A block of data
|---|
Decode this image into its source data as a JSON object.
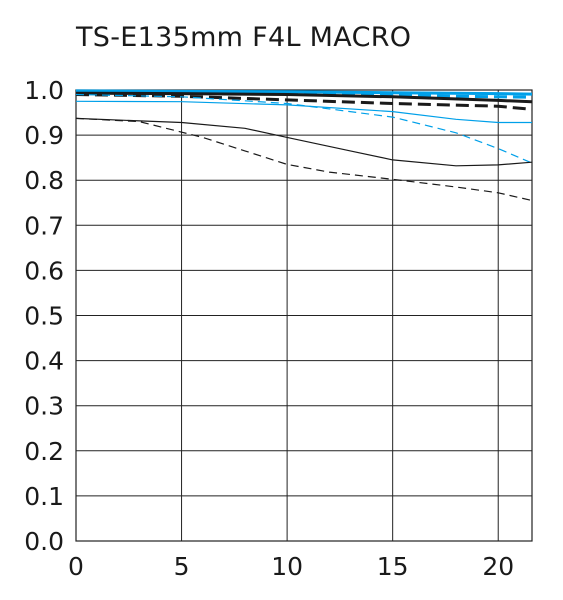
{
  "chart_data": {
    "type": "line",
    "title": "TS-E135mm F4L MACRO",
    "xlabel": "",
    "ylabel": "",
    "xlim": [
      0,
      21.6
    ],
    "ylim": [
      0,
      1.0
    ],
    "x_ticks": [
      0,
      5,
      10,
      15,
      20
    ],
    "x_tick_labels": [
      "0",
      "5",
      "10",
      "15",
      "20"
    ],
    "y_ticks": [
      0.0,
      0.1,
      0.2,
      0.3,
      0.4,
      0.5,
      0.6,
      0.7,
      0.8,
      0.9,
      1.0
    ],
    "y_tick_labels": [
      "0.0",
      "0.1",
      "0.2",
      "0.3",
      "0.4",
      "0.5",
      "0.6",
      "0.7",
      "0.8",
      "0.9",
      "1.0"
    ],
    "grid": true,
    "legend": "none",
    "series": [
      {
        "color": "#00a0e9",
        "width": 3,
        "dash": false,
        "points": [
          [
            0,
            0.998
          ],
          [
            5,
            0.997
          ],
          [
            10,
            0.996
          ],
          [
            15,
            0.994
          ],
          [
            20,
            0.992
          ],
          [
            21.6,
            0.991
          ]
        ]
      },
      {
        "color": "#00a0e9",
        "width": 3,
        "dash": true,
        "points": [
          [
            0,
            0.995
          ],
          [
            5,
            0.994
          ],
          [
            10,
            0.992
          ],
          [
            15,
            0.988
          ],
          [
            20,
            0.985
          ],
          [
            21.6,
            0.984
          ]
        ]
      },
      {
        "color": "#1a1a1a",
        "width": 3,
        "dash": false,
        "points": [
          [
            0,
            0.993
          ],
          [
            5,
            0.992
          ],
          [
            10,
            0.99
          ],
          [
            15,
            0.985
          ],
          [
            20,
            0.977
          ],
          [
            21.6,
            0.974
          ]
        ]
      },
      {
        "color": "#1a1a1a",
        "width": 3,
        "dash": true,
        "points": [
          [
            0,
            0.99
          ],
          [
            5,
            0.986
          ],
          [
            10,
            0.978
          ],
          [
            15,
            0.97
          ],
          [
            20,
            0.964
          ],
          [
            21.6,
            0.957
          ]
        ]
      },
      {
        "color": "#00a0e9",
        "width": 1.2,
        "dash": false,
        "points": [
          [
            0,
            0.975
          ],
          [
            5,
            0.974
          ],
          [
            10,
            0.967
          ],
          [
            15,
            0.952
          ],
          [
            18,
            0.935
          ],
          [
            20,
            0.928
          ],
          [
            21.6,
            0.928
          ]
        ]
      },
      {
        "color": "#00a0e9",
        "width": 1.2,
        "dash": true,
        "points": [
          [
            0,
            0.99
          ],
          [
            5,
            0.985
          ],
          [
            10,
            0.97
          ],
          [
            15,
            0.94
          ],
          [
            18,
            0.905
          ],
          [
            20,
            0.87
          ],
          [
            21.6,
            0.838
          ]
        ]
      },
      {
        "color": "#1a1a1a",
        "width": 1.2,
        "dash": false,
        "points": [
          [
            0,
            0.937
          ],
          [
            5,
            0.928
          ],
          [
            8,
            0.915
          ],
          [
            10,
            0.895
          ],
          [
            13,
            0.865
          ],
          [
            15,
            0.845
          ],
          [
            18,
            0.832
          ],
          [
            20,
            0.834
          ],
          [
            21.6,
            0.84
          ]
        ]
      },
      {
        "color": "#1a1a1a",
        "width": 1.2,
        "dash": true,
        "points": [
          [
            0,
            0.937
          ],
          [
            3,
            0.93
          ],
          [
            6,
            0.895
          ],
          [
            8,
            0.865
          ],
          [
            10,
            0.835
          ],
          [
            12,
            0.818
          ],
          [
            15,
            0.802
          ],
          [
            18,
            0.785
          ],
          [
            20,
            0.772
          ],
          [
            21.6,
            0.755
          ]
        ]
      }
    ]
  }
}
|---|
### Aim
Leave out all images, then reproduce the entries above exactly.

### Task output
Decode this image into its source data as a JSON object.
{
  "chart_data": {
    "type": "line",
    "title": "TS-E135mm F4L MACRO",
    "xlabel": "",
    "ylabel": "",
    "xlim": [
      0,
      21.6
    ],
    "ylim": [
      0,
      1.0
    ],
    "x_ticks": [
      0,
      5,
      10,
      15,
      20
    ],
    "x_tick_labels": [
      "0",
      "5",
      "10",
      "15",
      "20"
    ],
    "y_ticks": [
      0.0,
      0.1,
      0.2,
      0.3,
      0.4,
      0.5,
      0.6,
      0.7,
      0.8,
      0.9,
      1.0
    ],
    "y_tick_labels": [
      "0.0",
      "0.1",
      "0.2",
      "0.3",
      "0.4",
      "0.5",
      "0.6",
      "0.7",
      "0.8",
      "0.9",
      "1.0"
    ],
    "grid": true,
    "legend": "none",
    "series": [
      {
        "color": "#00a0e9",
        "width": 3,
        "dash": false,
        "points": [
          [
            0,
            0.998
          ],
          [
            5,
            0.997
          ],
          [
            10,
            0.996
          ],
          [
            15,
            0.994
          ],
          [
            20,
            0.992
          ],
          [
            21.6,
            0.991
          ]
        ]
      },
      {
        "color": "#00a0e9",
        "width": 3,
        "dash": true,
        "points": [
          [
            0,
            0.995
          ],
          [
            5,
            0.994
          ],
          [
            10,
            0.992
          ],
          [
            15,
            0.988
          ],
          [
            20,
            0.985
          ],
          [
            21.6,
            0.984
          ]
        ]
      },
      {
        "color": "#1a1a1a",
        "width": 3,
        "dash": false,
        "points": [
          [
            0,
            0.993
          ],
          [
            5,
            0.992
          ],
          [
            10,
            0.99
          ],
          [
            15,
            0.985
          ],
          [
            20,
            0.977
          ],
          [
            21.6,
            0.974
          ]
        ]
      },
      {
        "color": "#1a1a1a",
        "width": 3,
        "dash": true,
        "points": [
          [
            0,
            0.99
          ],
          [
            5,
            0.986
          ],
          [
            10,
            0.978
          ],
          [
            15,
            0.97
          ],
          [
            20,
            0.964
          ],
          [
            21.6,
            0.957
          ]
        ]
      },
      {
        "color": "#00a0e9",
        "width": 1.2,
        "dash": false,
        "points": [
          [
            0,
            0.975
          ],
          [
            5,
            0.974
          ],
          [
            10,
            0.967
          ],
          [
            15,
            0.952
          ],
          [
            18,
            0.935
          ],
          [
            20,
            0.928
          ],
          [
            21.6,
            0.928
          ]
        ]
      },
      {
        "color": "#00a0e9",
        "width": 1.2,
        "dash": true,
        "points": [
          [
            0,
            0.99
          ],
          [
            5,
            0.985
          ],
          [
            10,
            0.97
          ],
          [
            15,
            0.94
          ],
          [
            18,
            0.905
          ],
          [
            20,
            0.87
          ],
          [
            21.6,
            0.838
          ]
        ]
      },
      {
        "color": "#1a1a1a",
        "width": 1.2,
        "dash": false,
        "points": [
          [
            0,
            0.937
          ],
          [
            5,
            0.928
          ],
          [
            8,
            0.915
          ],
          [
            10,
            0.895
          ],
          [
            13,
            0.865
          ],
          [
            15,
            0.845
          ],
          [
            18,
            0.832
          ],
          [
            20,
            0.834
          ],
          [
            21.6,
            0.84
          ]
        ]
      },
      {
        "color": "#1a1a1a",
        "width": 1.2,
        "dash": true,
        "points": [
          [
            0,
            0.937
          ],
          [
            3,
            0.93
          ],
          [
            6,
            0.895
          ],
          [
            8,
            0.865
          ],
          [
            10,
            0.835
          ],
          [
            12,
            0.818
          ],
          [
            15,
            0.802
          ],
          [
            18,
            0.785
          ],
          [
            20,
            0.772
          ],
          [
            21.6,
            0.755
          ]
        ]
      }
    ]
  }
}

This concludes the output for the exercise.